> **INSTRUCTIONS TO FOLLOW**
Within the records that follow, find every line containing the string "严格要求自己". Copy those lines.

DATA ROWS start

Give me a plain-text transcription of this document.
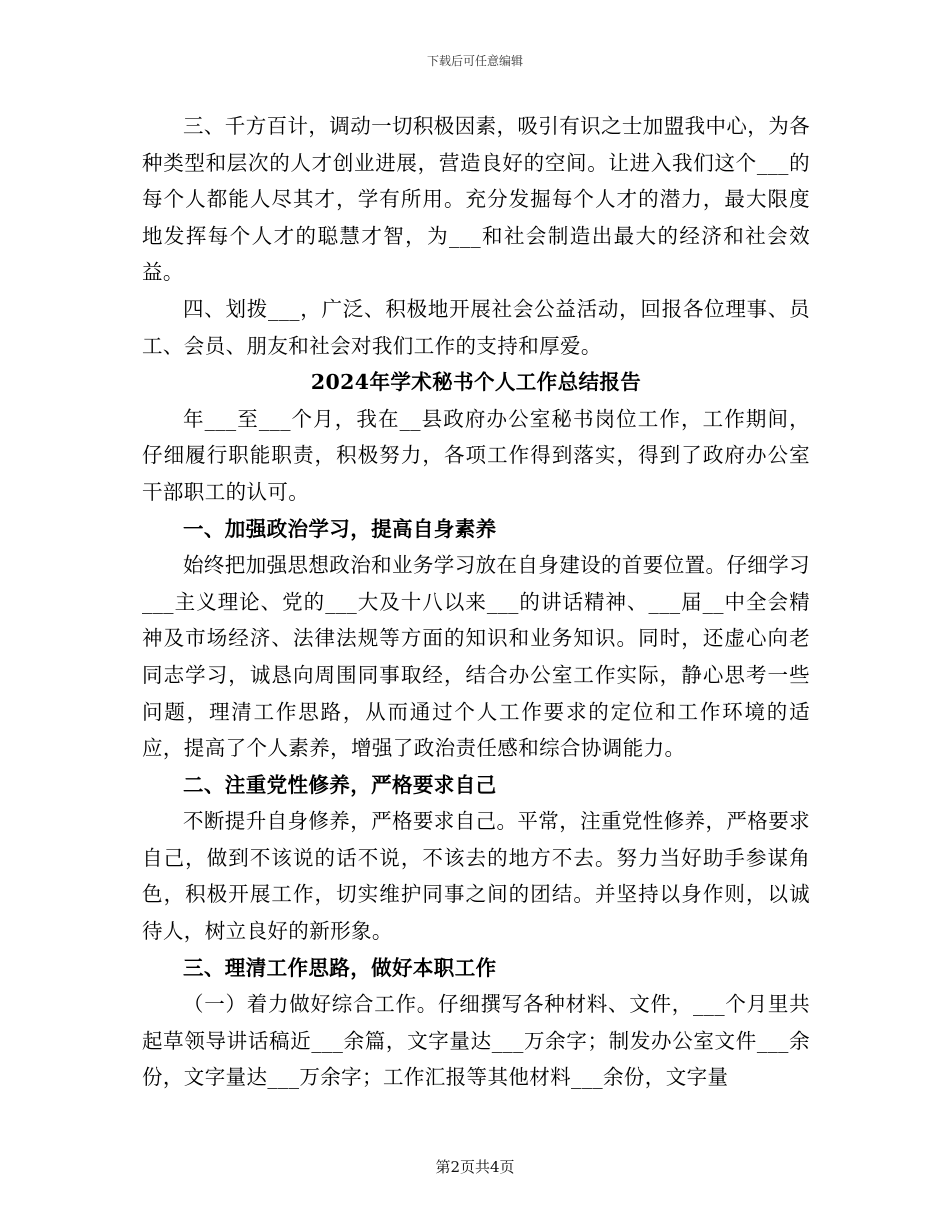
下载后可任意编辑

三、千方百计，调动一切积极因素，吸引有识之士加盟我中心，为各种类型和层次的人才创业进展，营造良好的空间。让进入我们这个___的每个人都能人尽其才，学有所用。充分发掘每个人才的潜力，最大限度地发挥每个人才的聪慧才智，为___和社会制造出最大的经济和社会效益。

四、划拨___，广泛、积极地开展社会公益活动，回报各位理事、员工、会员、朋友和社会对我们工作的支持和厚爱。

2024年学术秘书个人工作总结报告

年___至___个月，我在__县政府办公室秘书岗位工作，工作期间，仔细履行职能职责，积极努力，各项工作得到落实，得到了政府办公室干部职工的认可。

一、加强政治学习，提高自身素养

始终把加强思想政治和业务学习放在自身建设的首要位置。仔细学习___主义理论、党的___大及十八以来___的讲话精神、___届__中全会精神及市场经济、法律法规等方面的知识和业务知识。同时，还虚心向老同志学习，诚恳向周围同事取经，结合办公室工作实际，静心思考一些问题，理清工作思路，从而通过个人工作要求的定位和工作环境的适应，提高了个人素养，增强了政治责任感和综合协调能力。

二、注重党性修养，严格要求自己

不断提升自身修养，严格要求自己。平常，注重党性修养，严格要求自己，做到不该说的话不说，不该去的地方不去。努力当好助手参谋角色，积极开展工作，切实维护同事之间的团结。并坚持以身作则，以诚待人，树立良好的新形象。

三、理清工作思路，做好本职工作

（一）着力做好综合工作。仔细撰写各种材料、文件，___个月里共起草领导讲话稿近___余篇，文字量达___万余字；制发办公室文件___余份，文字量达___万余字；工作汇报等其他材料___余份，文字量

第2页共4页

DATA ROWS end

> **COMPLETED EXERCISE**
二、注重党性修养，严格要求自己
不断提升自身修养，严格要求自己。平常，注重党性修养，严格要求自己，做到不该说的话不说，不该去的地方不去。努力当好助手参谋角色，积极开展工作，切实维护同事之间的团结。并坚持以身作则，以诚待人，树立良好的新形象。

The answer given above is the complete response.